AUSGEWÄHLTER AUSZUG »
============
Jeder der Halborks hat einen recht einfachen Namen, der auch die Qualität eines Kampfnamen, eines Nom de Guerre, hat. Da muss sich die Leserschaft erst einfuchsen, aber das gelingt flott. Außerdem geht es körperlich zu. Hier wird gekloppt, geliebt und gelebt. Immer mit einem derben Machsospruch auf den Lippen. Es geht überhaupt ziemlich actionreich zu. Die Story wird eher nebenbei und in wohl dosierten Häppchen zwischen den Keilereinen eingestreut. Das ist allerbester Western Groschenroman-Stil oder „Pulp Fiction“, wie der Ami so sagt.

Das ist keineswegs despektierlich gemeint. Dieses Fantasy-Epos hat eine klar umrissen männliche Leser-Zielgruppe. Es ist kurzweilig und auf den Punkt. Die Sprache ist entsprechend knapp und knackig gehalten und selten mal gehen Landschaftsbeschreibungen länger als einen Satz. Anders die Beschreibung der Muskelspielchen der Reittiere der Rotte. Die Keiler sind wehrhaft und keineswegs anmutig wie Pferde oder Dammwild, sie arbeiten, röcheln und walzen wie Motorräder auf Wüstenhighways. Ich finde das ausgesprochen unterhaltsam und freue mich über jedes weitere Puzzleteil, das in die Hintergrundstory dieser rauen Grenzkämpfer eingeflochten wird.
============
DATENZEILEN »
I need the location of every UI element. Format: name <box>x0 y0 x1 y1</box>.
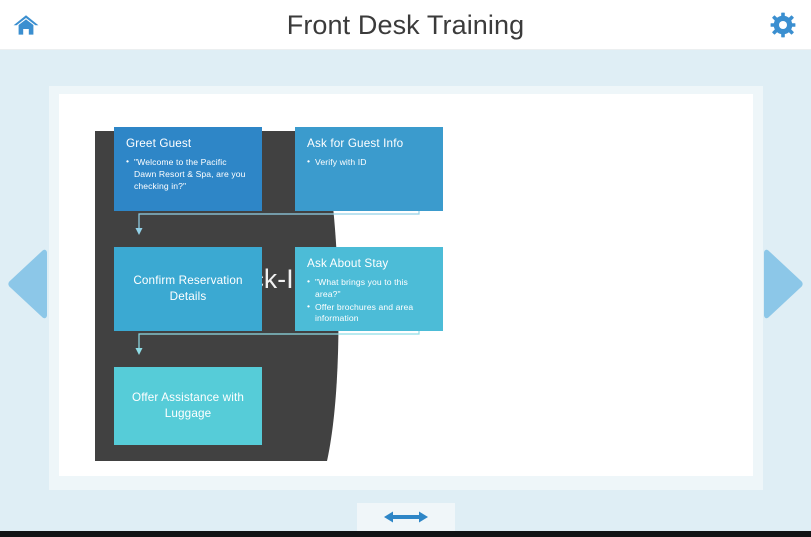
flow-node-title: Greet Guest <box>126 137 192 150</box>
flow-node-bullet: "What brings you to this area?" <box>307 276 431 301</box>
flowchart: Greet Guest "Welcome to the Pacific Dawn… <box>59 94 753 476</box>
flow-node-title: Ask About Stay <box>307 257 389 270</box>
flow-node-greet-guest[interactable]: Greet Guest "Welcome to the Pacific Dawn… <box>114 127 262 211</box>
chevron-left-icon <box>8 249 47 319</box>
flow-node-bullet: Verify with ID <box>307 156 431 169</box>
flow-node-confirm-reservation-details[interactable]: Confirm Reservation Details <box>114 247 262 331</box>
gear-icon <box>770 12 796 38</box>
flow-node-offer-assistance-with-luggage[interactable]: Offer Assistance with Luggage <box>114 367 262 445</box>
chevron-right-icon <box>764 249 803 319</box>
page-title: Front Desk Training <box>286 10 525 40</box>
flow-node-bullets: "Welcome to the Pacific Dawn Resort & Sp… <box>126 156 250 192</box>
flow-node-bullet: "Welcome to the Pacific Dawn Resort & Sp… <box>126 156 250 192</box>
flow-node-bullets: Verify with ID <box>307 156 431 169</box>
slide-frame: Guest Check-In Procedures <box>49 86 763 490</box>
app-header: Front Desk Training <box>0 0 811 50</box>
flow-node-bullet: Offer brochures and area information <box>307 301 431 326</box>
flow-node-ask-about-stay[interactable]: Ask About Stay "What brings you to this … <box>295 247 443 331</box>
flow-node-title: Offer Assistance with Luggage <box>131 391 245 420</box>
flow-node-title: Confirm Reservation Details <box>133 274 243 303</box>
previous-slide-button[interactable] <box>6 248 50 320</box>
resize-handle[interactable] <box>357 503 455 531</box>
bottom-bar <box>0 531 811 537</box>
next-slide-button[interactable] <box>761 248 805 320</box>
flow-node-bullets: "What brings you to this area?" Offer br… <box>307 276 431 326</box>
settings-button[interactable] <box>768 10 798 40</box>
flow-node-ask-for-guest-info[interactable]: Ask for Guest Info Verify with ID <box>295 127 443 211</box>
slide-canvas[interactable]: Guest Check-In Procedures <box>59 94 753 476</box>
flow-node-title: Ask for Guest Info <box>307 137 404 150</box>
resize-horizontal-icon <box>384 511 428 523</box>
============
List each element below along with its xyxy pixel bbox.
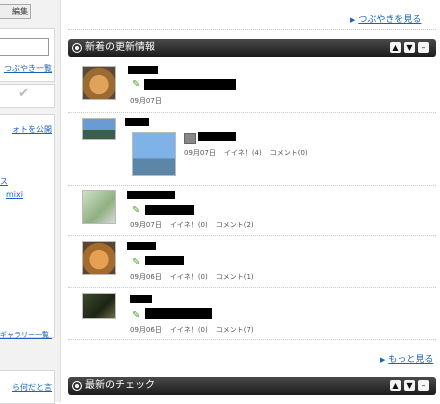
============
Gib aus dem Auszug den Text von „Jeder der Halborks“ bis einschließlich „Ami so sagt.“ wortgetreu aus. Die Zeilen sind eigenständiges Material und stehen für sich, unabhängig vom Auszug.

Jeder der Halborks hat einen recht einfachen Namen, der auch die Qualität eines Kampfnamen, eines Nom de Guerre, hat. Da muss sich die Leserschaft erst einfuchsen, aber das gelingt flott. Außerdem geht es körperlich zu. Hier wird gekloppt, geliebt und gelebt. Immer mit einem derben Machsospruch auf den Lippen. Es geht überhaupt ziemlich actionreich zu. Die Story wird eher nebenbei und in wohl dosierten Häppchen zwischen den Keilereinen eingestreut. Das ist allerbester Western Groschenroman-Stil oder „Pulp Fiction“, wie der Ami so sagt.